- Aim
Output the full listing word for word.

Extracted data entries:
○ ○ ○

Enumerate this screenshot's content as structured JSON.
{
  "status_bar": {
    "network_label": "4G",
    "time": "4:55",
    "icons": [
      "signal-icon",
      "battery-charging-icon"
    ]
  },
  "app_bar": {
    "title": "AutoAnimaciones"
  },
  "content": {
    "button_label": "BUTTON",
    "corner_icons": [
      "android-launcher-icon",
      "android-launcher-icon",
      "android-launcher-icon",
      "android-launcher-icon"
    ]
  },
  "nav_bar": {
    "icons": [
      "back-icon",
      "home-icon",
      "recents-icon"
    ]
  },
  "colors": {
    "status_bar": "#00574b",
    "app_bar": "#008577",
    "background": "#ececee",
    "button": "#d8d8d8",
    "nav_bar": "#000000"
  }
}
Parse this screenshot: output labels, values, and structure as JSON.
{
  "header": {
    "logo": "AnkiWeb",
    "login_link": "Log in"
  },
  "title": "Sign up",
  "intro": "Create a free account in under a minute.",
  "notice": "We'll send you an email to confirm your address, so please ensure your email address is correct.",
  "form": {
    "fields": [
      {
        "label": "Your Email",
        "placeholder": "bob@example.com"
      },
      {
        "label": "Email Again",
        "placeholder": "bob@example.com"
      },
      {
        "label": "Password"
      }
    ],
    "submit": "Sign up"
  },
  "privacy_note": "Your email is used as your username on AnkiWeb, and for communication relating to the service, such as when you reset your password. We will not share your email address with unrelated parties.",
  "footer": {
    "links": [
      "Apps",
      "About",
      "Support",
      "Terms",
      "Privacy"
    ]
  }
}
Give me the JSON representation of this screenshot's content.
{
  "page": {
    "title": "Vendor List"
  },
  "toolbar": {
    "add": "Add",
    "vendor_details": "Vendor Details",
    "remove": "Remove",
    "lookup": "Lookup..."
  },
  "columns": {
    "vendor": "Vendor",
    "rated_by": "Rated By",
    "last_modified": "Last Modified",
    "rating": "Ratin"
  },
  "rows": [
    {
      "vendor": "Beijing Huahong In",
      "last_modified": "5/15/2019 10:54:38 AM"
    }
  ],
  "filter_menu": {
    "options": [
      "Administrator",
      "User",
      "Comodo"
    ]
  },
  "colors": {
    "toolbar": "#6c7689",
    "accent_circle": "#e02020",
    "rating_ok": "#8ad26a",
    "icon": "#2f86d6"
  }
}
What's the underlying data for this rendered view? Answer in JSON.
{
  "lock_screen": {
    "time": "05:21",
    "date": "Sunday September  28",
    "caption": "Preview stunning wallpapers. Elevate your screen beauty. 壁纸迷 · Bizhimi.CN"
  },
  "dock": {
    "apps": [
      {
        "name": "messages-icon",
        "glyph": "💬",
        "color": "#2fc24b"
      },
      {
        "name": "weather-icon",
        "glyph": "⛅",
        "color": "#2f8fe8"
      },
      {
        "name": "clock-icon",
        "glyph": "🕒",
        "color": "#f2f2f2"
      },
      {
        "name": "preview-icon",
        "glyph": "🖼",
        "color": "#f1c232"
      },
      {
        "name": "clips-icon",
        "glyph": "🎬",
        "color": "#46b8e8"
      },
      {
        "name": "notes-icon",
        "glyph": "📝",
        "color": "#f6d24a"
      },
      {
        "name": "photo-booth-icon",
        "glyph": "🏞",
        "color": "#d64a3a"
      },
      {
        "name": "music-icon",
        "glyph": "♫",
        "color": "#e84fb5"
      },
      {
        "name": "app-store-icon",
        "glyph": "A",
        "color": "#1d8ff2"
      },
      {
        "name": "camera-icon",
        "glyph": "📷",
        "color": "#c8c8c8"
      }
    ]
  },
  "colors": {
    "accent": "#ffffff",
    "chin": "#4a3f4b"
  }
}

○ ○ ○

- The result
Enumerate this screenshot's content as structured JSON.
{
  "status_bar": {
    "network_label": "4G",
    "time": "4:55",
    "icons": [
      "signal-icon",
      "battery-charging-icon"
    ]
  },
  "app_bar": {
    "title": "AutoAnimaciones"
  },
  "content": {
    "button_label": "BUTTON",
    "corner_icons": [
      "android-launcher-icon",
      "android-launcher-icon",
      "android-launcher-icon",
      "android-launcher-icon"
    ]
  },
  "nav_bar": {
    "icons": [
      "back-icon",
      "home-icon",
      "recents-icon"
    ]
  },
  "colors": {
    "status_bar": "#00574b",
    "app_bar": "#008577",
    "background": "#ececee",
    "button": "#d8d8d8",
    "nav_bar": "#000000"
  }
}
Parse this screenshot: output labels, values, and structure as JSON.
{
  "header": {
    "logo": "AnkiWeb",
    "login_link": "Log in"
  },
  "title": "Sign up",
  "intro": "Create a free account in under a minute.",
  "notice": "We'll send you an email to confirm your address, so please ensure your email address is correct.",
  "form": {
    "fields": [
      {
        "label": "Your Email",
        "placeholder": "bob@example.com"
      },
      {
        "label": "Email Again",
        "placeholder": "bob@example.com"
      },
      {
        "label": "Password"
      }
    ],
    "submit": "Sign up"
  },
  "privacy_note": "Your email is used as your username on AnkiWeb, and for communication relating to the service, such as when you reset your password. We will not share your email address with unrelated parties.",
  "footer": {
    "links": [
      "Apps",
      "About",
      "Support",
      "Terms",
      "Privacy"
    ]
  }
}
Give me the JSON representation of this screenshot's content.
{
  "page": {
    "title": "Vendor List"
  },
  "toolbar": {
    "add": "Add",
    "vendor_details": "Vendor Details",
    "remove": "Remove",
    "lookup": "Lookup..."
  },
  "columns": {
    "vendor": "Vendor",
    "rated_by": "Rated By",
    "last_modified": "Last Modified",
    "rating": "Ratin"
  },
  "rows": [
    {
      "vendor": "Beijing Huahong In",
      "last_modified": "5/15/2019 10:54:38 AM"
    }
  ],
  "filter_menu": {
    "options": [
      "Administrator",
      "User",
      "Comodo"
    ]
  },
  "colors": {
    "toolbar": "#6c7689",
    "accent_circle": "#e02020",
    "rating_ok": "#8ad26a",
    "icon": "#2f86d6"
  }
}
What's the underlying data for this rendered view? Answer in JSON.
{
  "lock_screen": {
    "time": "05:21",
    "date": "Sunday September  28",
    "caption": "Preview stunning wallpapers. Elevate your screen beauty. 壁纸迷 · Bizhimi.CN"
  },
  "dock": {
    "apps": [
      {
        "name": "messages-icon",
        "glyph": "💬",
        "color": "#2fc24b"
      },
      {
        "name": "weather-icon",
        "glyph": "⛅",
        "color": "#2f8fe8"
      },
      {
        "name": "clock-icon",
        "glyph": "🕒",
        "color": "#f2f2f2"
      },
      {
        "name": "preview-icon",
        "glyph": "🖼",
        "color": "#f1c232"
      },
      {
        "name": "clips-icon",
        "glyph": "🎬",
        "color": "#46b8e8"
      },
      {
        "name": "notes-icon",
        "glyph": "📝",
        "color": "#f6d24a"
      },
      {
        "name": "photo-booth-icon",
        "glyph": "🏞",
        "color": "#d64a3a"
      },
      {
        "name": "music-icon",
        "glyph": "♫",
        "color": "#e84fb5"
      },
      {
        "name": "app-store-icon",
        "glyph": "A",
        "color": "#1d8ff2"
      },
      {
        "name": "camera-icon",
        "glyph": "📷",
        "color": "#c8c8c8"
      }
    ]
  },
  "colors": {
    "accent": "#ffffff",
    "chin": "#4a3f4b"
  }
}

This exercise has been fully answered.